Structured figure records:

____________________

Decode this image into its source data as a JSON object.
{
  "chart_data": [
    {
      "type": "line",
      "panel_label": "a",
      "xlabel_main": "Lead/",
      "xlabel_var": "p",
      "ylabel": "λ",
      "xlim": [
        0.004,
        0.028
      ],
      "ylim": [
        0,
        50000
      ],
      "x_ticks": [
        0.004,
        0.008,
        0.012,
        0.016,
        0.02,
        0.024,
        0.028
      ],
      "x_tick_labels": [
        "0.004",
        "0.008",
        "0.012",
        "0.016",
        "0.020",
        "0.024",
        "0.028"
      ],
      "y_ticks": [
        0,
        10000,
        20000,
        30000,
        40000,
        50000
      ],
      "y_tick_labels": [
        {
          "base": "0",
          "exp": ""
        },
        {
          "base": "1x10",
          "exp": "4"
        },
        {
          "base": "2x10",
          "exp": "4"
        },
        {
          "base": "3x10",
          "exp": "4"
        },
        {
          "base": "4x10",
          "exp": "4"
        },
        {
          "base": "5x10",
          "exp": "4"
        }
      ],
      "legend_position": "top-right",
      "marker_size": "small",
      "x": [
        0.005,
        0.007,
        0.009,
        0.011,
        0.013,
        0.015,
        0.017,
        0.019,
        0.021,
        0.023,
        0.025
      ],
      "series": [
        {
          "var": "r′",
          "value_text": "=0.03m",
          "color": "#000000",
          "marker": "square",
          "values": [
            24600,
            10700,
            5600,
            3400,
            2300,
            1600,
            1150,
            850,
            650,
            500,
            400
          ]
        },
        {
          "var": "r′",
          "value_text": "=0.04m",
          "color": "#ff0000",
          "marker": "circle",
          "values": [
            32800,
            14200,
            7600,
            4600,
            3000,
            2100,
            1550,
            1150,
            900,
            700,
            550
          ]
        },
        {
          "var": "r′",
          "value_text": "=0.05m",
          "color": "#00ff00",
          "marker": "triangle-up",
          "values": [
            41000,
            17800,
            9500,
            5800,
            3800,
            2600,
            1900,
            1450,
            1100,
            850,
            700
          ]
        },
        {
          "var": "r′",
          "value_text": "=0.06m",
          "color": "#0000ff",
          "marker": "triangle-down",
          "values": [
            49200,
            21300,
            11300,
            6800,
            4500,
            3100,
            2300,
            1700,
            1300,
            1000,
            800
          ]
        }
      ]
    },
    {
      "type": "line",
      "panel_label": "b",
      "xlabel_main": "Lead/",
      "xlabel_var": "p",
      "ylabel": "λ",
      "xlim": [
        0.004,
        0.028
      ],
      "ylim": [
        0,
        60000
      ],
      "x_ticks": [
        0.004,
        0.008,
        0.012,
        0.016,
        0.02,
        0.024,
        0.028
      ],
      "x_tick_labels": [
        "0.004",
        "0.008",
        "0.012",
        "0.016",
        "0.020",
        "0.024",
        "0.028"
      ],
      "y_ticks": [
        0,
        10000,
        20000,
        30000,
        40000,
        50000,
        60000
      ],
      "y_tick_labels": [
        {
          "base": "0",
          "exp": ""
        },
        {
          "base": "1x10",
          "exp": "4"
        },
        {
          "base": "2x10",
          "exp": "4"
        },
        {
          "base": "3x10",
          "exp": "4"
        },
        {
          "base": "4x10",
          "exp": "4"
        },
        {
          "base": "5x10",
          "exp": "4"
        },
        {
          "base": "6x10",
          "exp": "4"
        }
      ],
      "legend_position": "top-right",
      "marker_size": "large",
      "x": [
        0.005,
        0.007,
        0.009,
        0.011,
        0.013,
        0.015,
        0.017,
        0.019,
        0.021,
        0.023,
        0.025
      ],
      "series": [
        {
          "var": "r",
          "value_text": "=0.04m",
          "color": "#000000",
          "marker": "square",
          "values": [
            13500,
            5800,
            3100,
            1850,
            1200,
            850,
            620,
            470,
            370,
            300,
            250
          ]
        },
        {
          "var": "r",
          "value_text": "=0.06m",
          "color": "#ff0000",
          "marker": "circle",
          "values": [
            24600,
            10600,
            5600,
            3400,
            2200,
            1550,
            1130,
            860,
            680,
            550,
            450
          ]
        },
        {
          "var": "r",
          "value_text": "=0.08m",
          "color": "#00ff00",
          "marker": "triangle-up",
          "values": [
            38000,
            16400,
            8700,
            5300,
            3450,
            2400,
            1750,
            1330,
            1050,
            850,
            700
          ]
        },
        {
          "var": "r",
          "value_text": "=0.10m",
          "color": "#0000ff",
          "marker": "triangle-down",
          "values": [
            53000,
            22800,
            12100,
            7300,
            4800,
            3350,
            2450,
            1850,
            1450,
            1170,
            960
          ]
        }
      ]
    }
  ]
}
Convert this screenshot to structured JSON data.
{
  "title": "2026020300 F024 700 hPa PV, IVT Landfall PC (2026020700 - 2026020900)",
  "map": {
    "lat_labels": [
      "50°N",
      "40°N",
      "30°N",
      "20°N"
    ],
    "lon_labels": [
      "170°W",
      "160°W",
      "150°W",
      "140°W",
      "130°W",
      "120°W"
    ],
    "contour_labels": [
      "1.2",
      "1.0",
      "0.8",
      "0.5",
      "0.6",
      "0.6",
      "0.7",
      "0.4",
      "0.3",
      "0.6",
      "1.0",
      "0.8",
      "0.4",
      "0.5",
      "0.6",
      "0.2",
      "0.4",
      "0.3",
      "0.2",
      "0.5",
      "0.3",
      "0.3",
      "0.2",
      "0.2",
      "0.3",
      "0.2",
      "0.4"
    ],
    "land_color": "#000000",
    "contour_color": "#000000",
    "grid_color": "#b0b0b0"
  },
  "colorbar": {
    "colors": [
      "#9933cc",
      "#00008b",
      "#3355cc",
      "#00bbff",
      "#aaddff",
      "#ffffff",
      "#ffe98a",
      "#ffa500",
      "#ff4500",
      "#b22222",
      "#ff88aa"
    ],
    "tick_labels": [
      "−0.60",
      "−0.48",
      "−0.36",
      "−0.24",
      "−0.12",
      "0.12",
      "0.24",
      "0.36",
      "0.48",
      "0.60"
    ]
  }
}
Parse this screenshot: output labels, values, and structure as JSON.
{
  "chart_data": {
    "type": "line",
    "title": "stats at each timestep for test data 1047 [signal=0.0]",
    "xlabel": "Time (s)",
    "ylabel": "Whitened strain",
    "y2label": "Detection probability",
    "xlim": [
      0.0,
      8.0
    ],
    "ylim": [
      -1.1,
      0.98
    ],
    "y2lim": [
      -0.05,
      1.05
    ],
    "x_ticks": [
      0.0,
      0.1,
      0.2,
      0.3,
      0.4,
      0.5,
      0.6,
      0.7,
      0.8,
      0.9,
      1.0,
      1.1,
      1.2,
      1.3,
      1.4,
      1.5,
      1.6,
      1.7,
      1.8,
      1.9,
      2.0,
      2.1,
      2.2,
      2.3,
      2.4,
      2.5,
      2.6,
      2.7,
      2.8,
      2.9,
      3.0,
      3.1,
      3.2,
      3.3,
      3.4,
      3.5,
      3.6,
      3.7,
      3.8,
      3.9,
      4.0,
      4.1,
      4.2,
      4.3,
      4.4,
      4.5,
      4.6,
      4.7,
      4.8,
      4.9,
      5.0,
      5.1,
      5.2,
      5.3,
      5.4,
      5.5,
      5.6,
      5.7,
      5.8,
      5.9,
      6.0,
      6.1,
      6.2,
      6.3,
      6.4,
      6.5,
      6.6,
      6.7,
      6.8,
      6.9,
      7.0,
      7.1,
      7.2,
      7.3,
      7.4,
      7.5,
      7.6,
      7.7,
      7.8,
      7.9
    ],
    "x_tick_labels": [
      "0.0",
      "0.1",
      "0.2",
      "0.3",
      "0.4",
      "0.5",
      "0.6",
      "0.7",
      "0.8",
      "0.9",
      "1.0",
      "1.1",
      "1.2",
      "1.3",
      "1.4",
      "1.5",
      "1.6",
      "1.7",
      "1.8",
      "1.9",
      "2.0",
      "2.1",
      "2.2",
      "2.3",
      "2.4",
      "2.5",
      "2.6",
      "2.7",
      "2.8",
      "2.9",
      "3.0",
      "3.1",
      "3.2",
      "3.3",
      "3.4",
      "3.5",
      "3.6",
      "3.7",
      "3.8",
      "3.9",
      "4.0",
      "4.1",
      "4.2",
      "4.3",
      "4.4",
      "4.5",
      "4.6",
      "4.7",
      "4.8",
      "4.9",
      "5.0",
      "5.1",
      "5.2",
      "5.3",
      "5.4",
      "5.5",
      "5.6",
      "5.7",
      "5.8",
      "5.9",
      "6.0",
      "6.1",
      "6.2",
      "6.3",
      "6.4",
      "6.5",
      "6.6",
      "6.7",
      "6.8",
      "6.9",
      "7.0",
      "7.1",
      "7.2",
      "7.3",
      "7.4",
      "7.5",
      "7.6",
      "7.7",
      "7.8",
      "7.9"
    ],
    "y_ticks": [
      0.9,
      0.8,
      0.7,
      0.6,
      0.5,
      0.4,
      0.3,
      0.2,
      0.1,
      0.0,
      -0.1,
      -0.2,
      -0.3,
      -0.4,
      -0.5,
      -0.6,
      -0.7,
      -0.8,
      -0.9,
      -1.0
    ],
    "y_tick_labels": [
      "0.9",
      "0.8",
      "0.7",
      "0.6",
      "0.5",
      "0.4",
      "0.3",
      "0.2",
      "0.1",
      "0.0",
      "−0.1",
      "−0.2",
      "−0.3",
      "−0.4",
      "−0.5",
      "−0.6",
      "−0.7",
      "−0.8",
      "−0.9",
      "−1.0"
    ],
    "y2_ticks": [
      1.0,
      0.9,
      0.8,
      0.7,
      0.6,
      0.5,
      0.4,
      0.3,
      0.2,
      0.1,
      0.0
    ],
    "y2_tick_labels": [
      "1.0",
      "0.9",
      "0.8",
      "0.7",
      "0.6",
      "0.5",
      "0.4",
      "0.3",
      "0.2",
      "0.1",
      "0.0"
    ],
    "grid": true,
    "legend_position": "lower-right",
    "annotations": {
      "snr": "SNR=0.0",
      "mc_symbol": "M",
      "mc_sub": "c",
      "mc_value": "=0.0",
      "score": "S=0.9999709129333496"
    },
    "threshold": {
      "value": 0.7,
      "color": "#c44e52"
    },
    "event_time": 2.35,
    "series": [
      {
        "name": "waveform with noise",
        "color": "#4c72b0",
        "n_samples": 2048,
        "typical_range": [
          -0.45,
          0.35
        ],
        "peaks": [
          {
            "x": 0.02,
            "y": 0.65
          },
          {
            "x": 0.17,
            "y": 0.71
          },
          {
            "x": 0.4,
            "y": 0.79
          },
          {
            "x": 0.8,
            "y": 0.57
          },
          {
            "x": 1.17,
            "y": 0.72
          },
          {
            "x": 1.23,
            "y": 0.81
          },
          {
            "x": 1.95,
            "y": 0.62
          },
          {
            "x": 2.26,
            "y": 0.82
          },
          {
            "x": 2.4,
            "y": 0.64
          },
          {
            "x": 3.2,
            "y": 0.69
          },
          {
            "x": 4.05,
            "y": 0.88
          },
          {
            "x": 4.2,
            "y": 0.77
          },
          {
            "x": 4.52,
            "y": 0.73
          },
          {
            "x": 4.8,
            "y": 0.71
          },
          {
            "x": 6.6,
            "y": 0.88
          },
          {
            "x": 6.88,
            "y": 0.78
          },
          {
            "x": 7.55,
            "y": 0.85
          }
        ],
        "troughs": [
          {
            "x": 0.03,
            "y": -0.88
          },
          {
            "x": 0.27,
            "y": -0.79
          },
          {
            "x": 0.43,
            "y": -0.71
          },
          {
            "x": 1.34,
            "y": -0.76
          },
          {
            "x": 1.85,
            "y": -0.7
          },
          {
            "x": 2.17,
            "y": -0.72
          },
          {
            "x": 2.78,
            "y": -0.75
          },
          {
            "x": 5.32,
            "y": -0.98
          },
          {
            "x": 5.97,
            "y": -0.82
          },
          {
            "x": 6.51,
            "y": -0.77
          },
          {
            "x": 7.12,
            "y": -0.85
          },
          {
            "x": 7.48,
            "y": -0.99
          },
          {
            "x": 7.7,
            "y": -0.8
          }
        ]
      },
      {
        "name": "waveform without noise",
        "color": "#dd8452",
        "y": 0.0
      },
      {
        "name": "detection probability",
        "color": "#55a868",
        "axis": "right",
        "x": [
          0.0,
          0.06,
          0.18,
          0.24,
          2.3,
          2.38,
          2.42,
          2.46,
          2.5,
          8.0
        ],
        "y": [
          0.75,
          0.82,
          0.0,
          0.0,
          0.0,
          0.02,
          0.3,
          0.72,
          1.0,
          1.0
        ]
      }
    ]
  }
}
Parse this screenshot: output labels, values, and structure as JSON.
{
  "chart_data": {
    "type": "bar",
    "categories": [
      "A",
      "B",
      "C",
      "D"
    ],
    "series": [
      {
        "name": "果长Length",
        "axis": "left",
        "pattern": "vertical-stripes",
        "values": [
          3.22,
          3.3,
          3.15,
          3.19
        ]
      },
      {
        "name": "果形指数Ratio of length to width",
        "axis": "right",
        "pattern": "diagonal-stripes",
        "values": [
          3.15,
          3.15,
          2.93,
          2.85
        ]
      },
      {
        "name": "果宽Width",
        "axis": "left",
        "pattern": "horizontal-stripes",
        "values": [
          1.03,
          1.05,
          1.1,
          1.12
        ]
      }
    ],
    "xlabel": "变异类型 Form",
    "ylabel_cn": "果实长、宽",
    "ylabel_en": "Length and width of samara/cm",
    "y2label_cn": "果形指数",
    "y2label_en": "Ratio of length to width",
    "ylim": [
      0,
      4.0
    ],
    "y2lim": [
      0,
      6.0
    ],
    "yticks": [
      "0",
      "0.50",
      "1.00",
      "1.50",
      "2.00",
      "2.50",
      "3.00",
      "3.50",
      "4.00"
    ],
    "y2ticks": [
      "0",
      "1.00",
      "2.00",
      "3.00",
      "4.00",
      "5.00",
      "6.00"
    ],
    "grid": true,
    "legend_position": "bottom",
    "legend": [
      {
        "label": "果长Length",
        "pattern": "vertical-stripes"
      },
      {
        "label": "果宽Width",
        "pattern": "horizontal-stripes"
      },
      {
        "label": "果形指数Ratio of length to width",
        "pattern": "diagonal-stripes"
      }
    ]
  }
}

____________________

TASK PROMPT: Find each line holding the string "probability" and copy it out.

WRITTEN ANSWER:
    "y2label": "Detection probability",
        "name": "detection probability",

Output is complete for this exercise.